PROVIDED ENTRIES -
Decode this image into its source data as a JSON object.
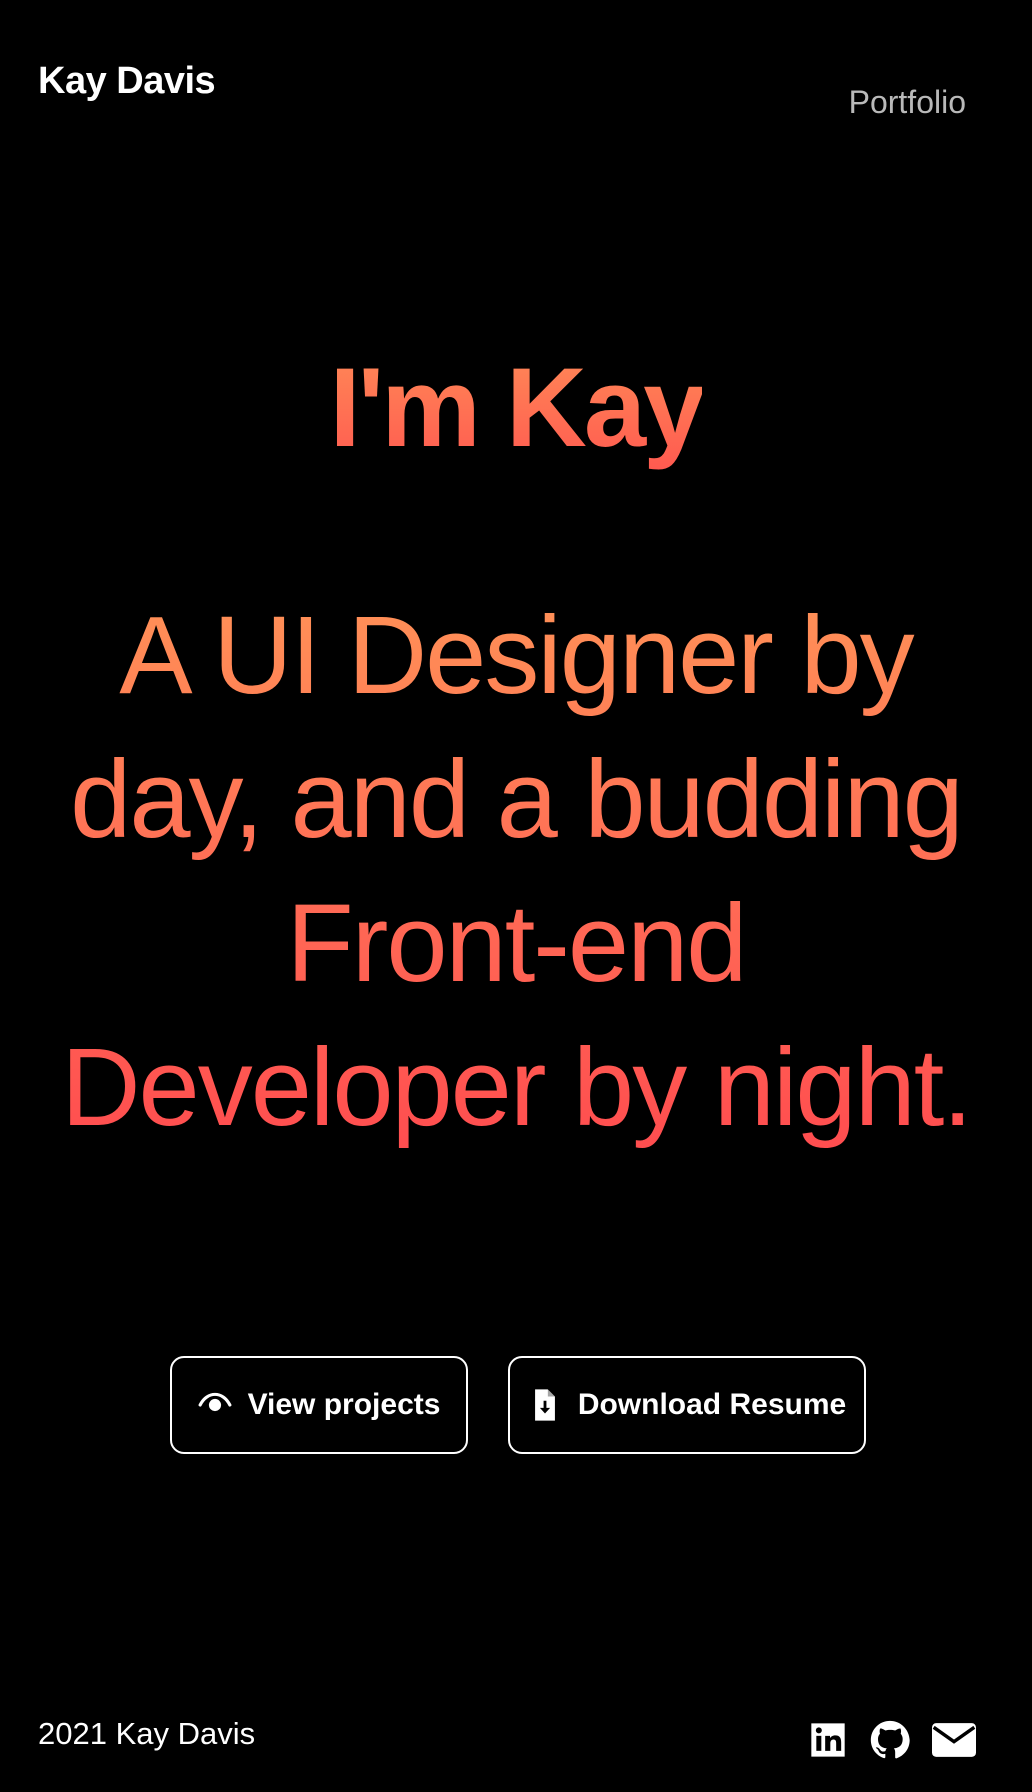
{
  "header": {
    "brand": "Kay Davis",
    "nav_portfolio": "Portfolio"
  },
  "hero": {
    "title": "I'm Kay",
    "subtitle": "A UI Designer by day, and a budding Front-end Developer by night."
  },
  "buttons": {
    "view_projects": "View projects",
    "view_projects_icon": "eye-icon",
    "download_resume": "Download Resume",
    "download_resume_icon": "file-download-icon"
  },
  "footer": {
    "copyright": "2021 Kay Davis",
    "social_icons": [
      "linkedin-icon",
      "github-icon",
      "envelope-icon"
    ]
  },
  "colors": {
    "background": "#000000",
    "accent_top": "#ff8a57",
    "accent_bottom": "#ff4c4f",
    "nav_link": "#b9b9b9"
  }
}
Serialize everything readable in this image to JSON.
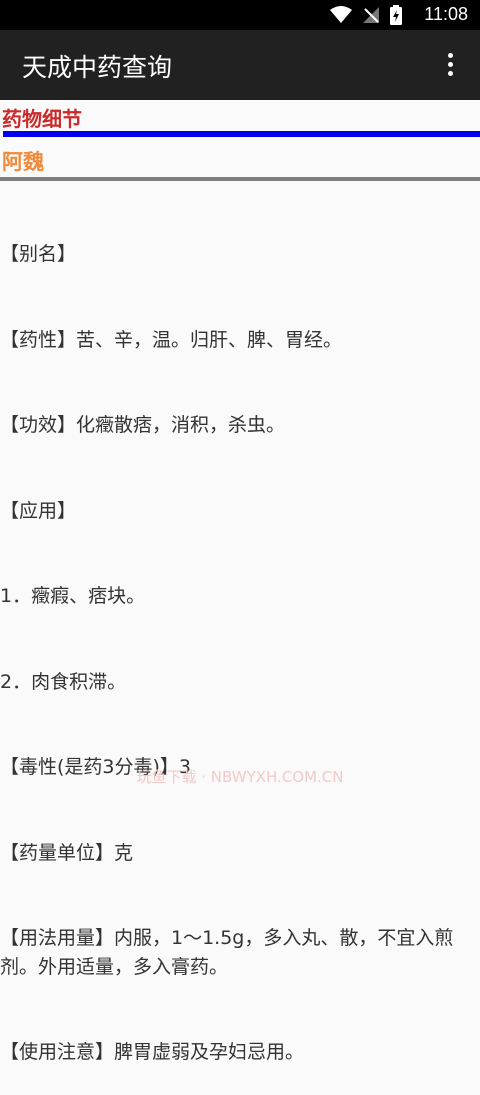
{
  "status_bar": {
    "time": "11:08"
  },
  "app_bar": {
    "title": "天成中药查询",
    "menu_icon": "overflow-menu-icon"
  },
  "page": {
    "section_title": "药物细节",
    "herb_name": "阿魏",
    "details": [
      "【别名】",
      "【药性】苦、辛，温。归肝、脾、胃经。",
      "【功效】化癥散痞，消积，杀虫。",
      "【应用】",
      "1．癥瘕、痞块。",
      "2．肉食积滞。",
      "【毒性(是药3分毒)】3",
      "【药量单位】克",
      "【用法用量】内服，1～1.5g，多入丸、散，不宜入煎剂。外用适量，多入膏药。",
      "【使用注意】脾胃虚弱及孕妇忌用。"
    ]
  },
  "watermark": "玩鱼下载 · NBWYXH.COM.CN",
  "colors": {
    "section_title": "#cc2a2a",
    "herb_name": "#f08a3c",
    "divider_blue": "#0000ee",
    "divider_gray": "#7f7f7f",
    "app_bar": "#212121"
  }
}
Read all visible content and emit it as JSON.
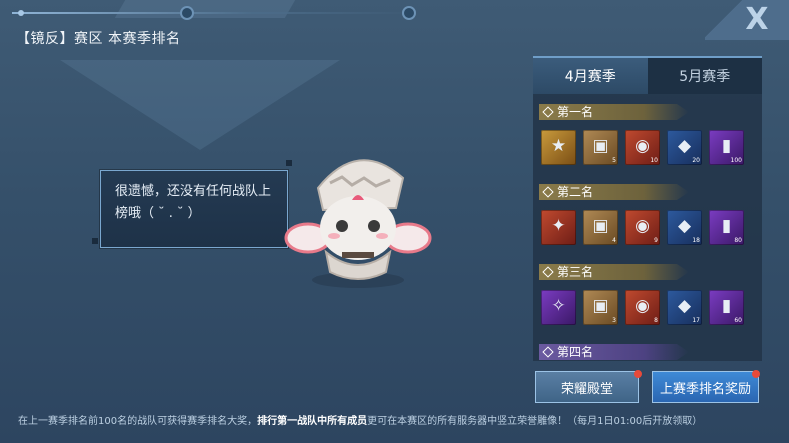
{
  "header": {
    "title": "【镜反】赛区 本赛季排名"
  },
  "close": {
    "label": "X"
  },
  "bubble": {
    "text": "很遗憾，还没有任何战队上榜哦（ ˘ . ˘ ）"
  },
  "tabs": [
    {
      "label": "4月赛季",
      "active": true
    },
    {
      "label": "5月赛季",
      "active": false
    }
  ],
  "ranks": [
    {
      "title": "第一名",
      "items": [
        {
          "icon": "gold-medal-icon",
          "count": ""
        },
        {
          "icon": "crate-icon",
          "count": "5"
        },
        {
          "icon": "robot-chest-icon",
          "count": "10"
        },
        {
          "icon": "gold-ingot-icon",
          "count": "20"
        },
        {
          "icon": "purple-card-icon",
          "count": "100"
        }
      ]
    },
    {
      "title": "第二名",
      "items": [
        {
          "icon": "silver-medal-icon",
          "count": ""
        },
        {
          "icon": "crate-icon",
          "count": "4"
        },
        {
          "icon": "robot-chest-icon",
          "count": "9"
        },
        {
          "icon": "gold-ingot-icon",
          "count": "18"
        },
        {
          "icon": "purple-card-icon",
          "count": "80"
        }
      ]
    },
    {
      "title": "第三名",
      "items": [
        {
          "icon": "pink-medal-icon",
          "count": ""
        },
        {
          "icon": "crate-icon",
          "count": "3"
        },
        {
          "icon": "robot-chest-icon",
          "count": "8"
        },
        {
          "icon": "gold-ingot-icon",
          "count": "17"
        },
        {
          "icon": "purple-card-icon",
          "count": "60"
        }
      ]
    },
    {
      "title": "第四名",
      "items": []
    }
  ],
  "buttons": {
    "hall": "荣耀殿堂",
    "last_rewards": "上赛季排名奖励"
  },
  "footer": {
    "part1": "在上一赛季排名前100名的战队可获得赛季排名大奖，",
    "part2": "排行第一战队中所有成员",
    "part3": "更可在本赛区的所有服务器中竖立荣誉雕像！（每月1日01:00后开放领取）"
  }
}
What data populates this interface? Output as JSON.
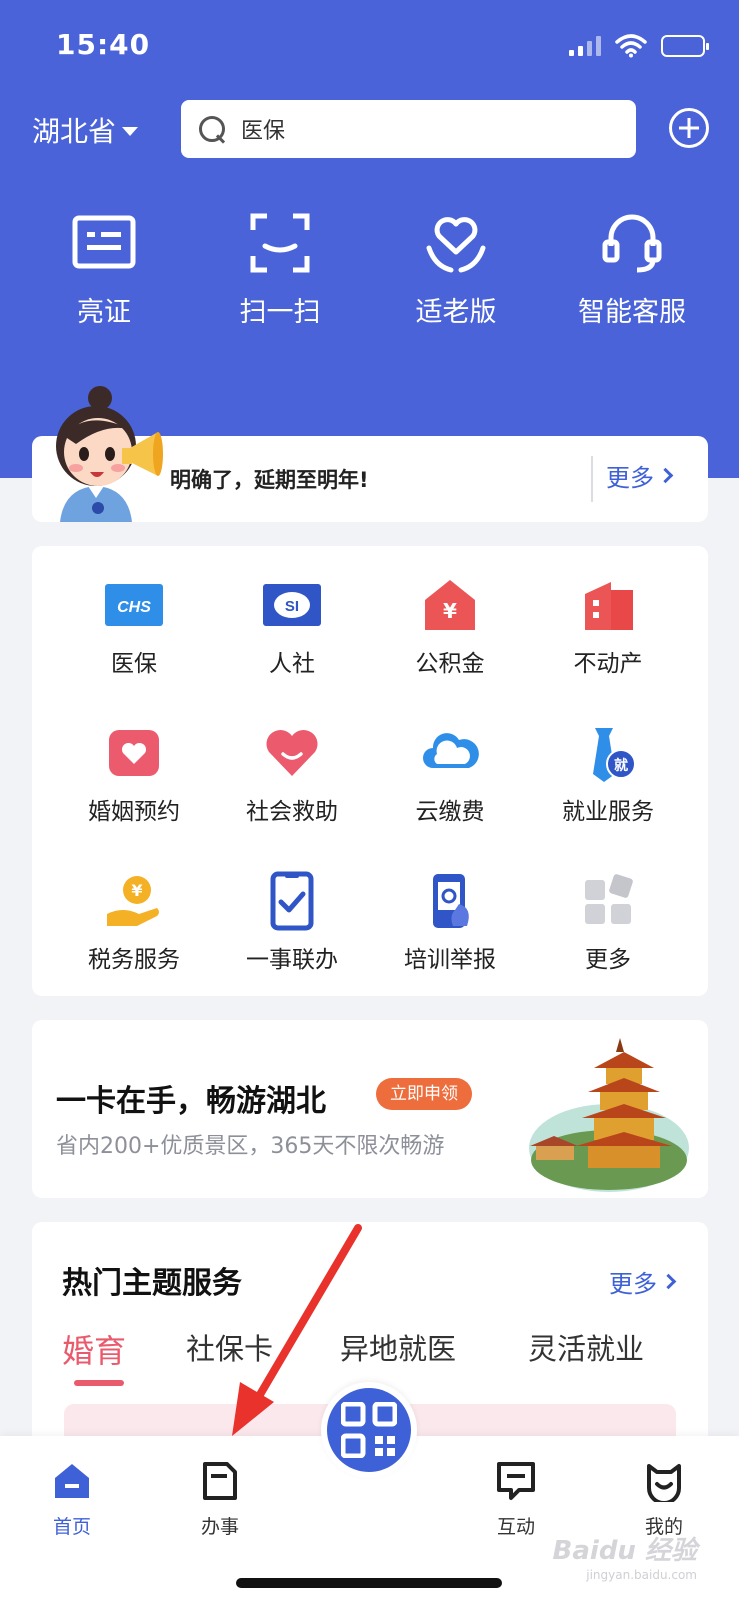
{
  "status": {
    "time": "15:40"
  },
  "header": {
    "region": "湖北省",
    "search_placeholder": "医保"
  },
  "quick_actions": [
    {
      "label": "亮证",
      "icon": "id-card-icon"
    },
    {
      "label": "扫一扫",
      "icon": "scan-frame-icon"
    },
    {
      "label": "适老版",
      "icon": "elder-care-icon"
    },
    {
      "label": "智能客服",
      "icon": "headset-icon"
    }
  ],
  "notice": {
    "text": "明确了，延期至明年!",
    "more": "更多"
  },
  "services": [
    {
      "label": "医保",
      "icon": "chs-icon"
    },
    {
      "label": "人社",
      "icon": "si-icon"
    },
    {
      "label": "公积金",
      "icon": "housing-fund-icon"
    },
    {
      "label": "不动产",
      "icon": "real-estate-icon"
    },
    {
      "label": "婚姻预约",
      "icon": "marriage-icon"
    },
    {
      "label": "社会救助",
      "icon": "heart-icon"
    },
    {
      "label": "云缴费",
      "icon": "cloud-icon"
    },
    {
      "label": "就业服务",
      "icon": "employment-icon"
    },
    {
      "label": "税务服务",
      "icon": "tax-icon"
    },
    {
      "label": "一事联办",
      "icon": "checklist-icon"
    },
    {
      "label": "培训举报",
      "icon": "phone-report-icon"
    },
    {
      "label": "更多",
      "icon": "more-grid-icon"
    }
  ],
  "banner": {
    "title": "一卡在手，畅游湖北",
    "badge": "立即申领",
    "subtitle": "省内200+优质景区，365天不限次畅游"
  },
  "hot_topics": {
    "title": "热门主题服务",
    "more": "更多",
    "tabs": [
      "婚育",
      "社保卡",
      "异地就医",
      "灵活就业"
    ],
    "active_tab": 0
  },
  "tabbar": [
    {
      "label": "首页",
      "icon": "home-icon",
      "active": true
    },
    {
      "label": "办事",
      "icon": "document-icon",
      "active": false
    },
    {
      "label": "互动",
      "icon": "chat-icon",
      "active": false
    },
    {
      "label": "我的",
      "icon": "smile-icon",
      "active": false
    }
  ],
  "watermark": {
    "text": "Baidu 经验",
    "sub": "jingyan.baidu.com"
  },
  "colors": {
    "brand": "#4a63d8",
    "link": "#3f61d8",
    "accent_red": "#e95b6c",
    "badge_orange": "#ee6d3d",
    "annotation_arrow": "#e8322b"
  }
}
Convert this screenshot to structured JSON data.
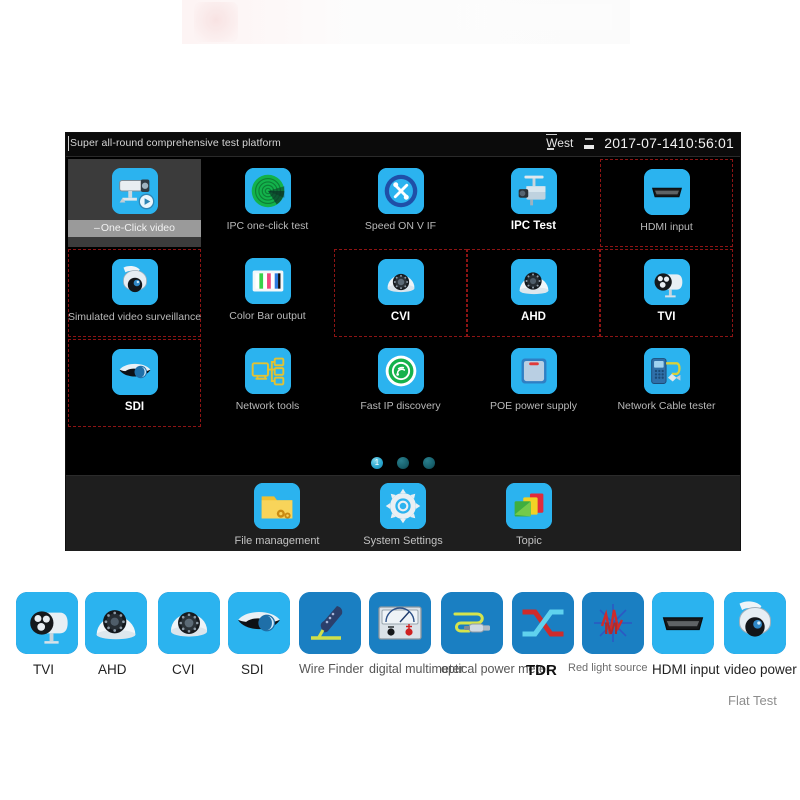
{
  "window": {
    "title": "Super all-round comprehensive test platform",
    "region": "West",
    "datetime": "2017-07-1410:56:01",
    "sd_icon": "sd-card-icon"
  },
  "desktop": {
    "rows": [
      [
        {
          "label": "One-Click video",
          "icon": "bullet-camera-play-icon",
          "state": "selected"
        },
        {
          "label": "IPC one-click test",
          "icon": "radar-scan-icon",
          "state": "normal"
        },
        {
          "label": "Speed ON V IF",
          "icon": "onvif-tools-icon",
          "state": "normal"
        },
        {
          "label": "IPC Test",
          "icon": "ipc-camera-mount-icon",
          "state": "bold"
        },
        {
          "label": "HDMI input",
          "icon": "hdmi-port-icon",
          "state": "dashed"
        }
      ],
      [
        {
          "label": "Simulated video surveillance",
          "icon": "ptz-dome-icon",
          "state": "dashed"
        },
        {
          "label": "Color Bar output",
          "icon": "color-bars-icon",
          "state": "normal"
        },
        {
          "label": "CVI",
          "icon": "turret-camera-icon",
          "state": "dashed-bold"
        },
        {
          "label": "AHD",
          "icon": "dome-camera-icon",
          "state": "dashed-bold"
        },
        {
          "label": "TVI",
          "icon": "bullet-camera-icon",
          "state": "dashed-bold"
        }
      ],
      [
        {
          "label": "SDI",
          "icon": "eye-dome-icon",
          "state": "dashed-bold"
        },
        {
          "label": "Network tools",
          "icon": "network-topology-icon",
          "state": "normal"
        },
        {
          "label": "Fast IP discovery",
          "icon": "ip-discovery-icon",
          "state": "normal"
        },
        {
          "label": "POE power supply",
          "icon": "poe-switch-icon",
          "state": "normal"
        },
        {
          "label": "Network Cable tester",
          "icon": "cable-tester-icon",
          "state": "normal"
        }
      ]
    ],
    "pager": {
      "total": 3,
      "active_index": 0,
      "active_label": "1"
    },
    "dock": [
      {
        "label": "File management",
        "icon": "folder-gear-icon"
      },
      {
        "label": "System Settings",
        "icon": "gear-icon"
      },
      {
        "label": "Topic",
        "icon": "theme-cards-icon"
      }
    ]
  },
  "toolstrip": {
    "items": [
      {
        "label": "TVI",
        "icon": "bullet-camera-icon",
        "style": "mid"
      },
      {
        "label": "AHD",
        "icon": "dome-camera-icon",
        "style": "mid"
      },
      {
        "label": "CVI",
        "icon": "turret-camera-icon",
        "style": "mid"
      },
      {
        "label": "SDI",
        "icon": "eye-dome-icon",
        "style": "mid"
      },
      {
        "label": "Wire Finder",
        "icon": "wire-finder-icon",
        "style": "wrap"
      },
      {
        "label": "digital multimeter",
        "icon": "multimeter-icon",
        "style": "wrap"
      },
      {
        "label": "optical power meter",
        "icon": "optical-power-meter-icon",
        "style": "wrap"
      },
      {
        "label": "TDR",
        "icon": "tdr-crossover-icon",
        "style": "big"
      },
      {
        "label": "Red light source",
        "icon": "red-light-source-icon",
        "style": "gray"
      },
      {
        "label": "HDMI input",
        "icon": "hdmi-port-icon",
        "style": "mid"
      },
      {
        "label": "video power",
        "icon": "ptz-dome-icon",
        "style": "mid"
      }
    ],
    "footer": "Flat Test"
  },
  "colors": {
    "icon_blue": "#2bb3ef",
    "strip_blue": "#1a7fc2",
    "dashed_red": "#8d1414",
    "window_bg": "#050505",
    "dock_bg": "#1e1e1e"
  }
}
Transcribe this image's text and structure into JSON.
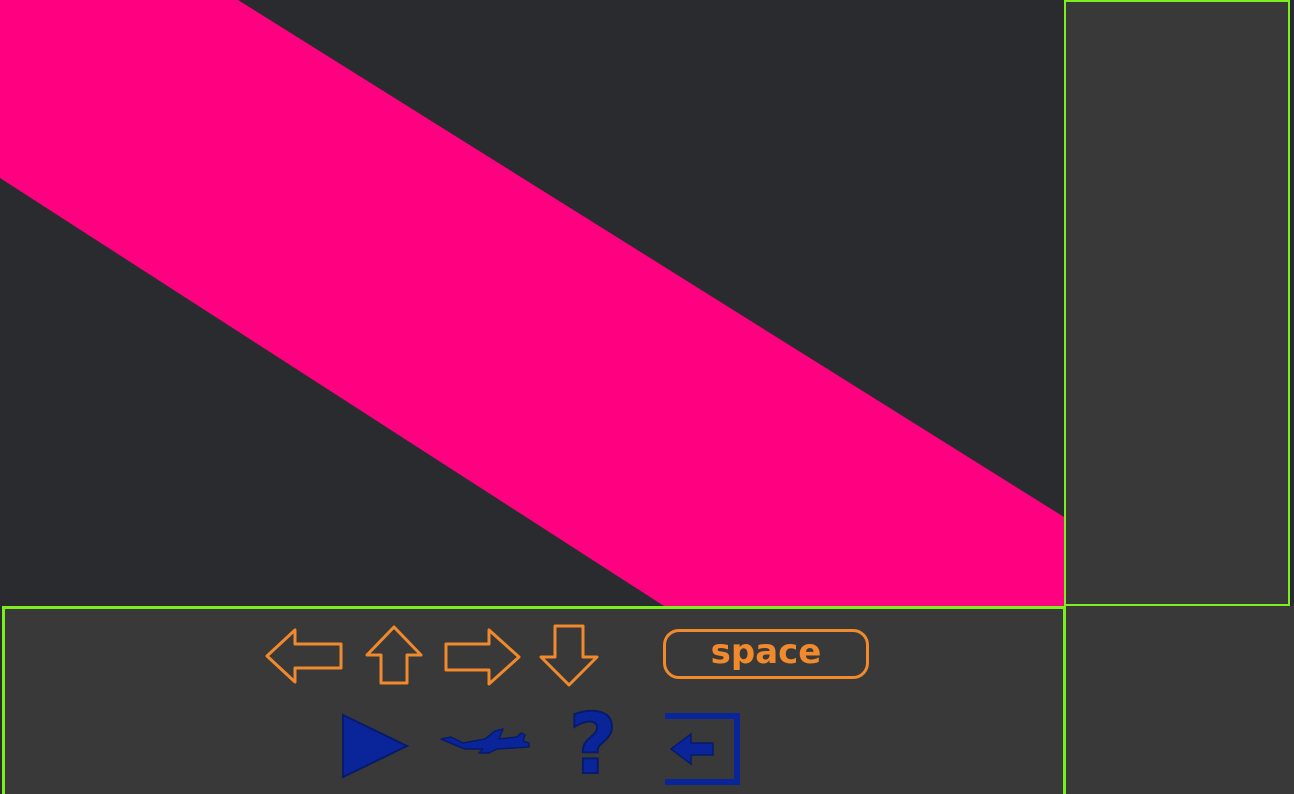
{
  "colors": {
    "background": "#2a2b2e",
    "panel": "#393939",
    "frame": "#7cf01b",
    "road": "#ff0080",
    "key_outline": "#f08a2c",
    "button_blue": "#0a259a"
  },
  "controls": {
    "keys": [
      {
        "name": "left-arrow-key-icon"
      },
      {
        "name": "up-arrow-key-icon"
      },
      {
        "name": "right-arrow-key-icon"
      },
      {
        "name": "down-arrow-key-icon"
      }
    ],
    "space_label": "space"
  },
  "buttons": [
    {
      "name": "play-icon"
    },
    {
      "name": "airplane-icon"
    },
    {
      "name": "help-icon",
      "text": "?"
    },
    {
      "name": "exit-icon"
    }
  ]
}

TO BE DONE - Only a number is needed: how many lines of the material above contain "dome"?

SOLUTION FOR THIS EXERCISE - 6